Items from a dataset
----------
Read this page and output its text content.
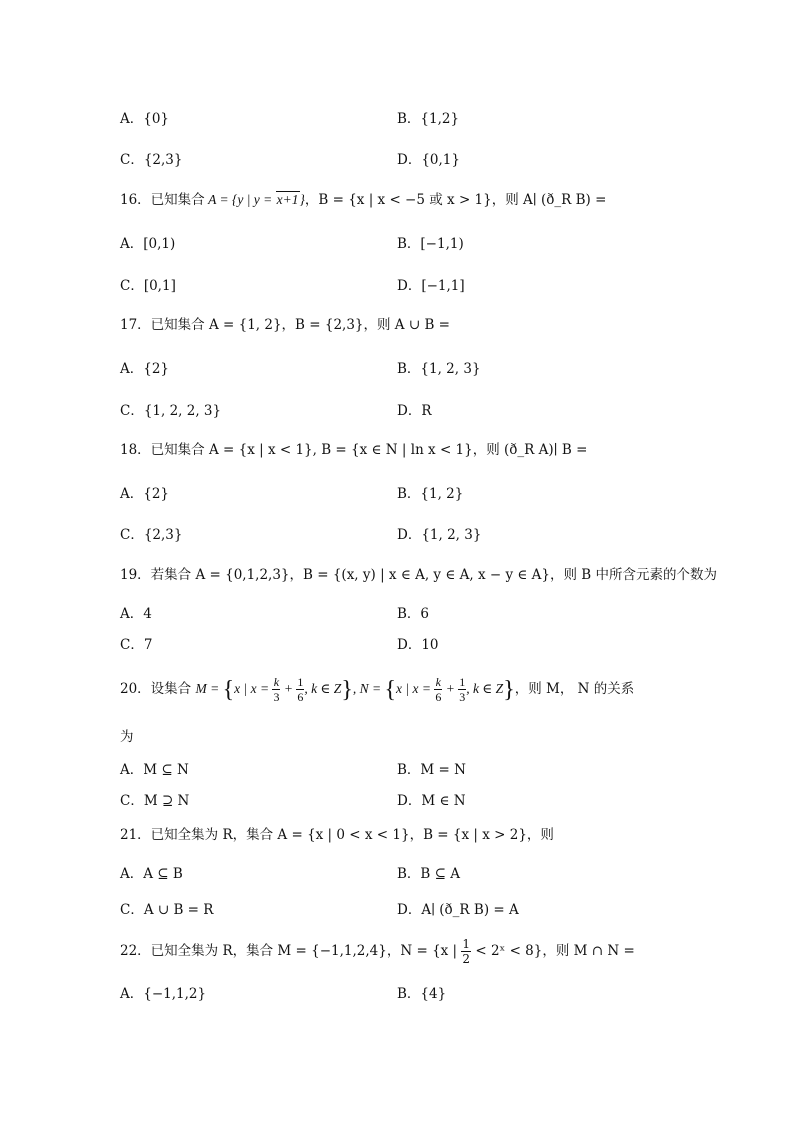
A．{0}	B．{1,2}
C．{2,3}	D．{0,1}
16．已知集合 A = {y | y = x+1}，B = {x | x < −5 或 x > 1}，则 A∣ (ð_R B) =
A．[0,1)	B．[−1,1)
C．[0,1]	D．[−1,1]
17．已知集合 A = {1, 2}，B = {2,3}，则 A ∪ B =
A．{2}	B．{1, 2, 3}
C．{1, 2, 2, 3}	D．R
18．已知集合 A = {x | x < 1}, B = {x ∈ N | ln x < 1}，则 (ð_R A)∣ B =
A．{2}	B．{1, 2}
C．{2,3}	D．{1, 2, 3}
19．若集合 A = {0,1,2,3}，B = {(x, y) | x ∈ A, y ∈ A, x − y ∈ A}，则 B 中所含元素的个数为
A．4	B．6
C．7	D．10
20．设集合 M = {x | $x = \frac{k}{3} + \frac{1}{6}$ , k ∈ Z}, N = {x | $x = \frac{k}{6} + \frac{1}{3}$ , k ∈ Z}，则 M， N 的关系
为
A．M ⊆ N	B．M = N
C．M ⊇ N	D．M ∈ N
21．已知全集为 R，集合 A = {x | 0 < x < 1}，B = {x | x > 2}，则
A．A ⊆ B	B．B ⊆ A
C．A ∪ B = R	D．A∣ (ð_R B) = A
22．已知全集为 R，集合 M = {−1,1,2,4}，N = {x | $\frac{1}{2}$ < 2ˣ < 8}，则 M ∩ N =
A．{−1,1,2}	B．{4}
----------
§ SHORT EXERCISE:
From the data above, copy each line that holds "已知集合".

§ CORRECT ANSWER:
16．已知集合 A = {y | y = x+1}，B = {x | x < −5 或 x > 1}，则 A∣ (ð_R B) =
17．已知集合 A = {1, 2}，B = {2,3}，则 A ∪ B =
18．已知集合 A = {x | x < 1}, B = {x ∈ N | ln x < 1}，则 (ð_R A)∣ B =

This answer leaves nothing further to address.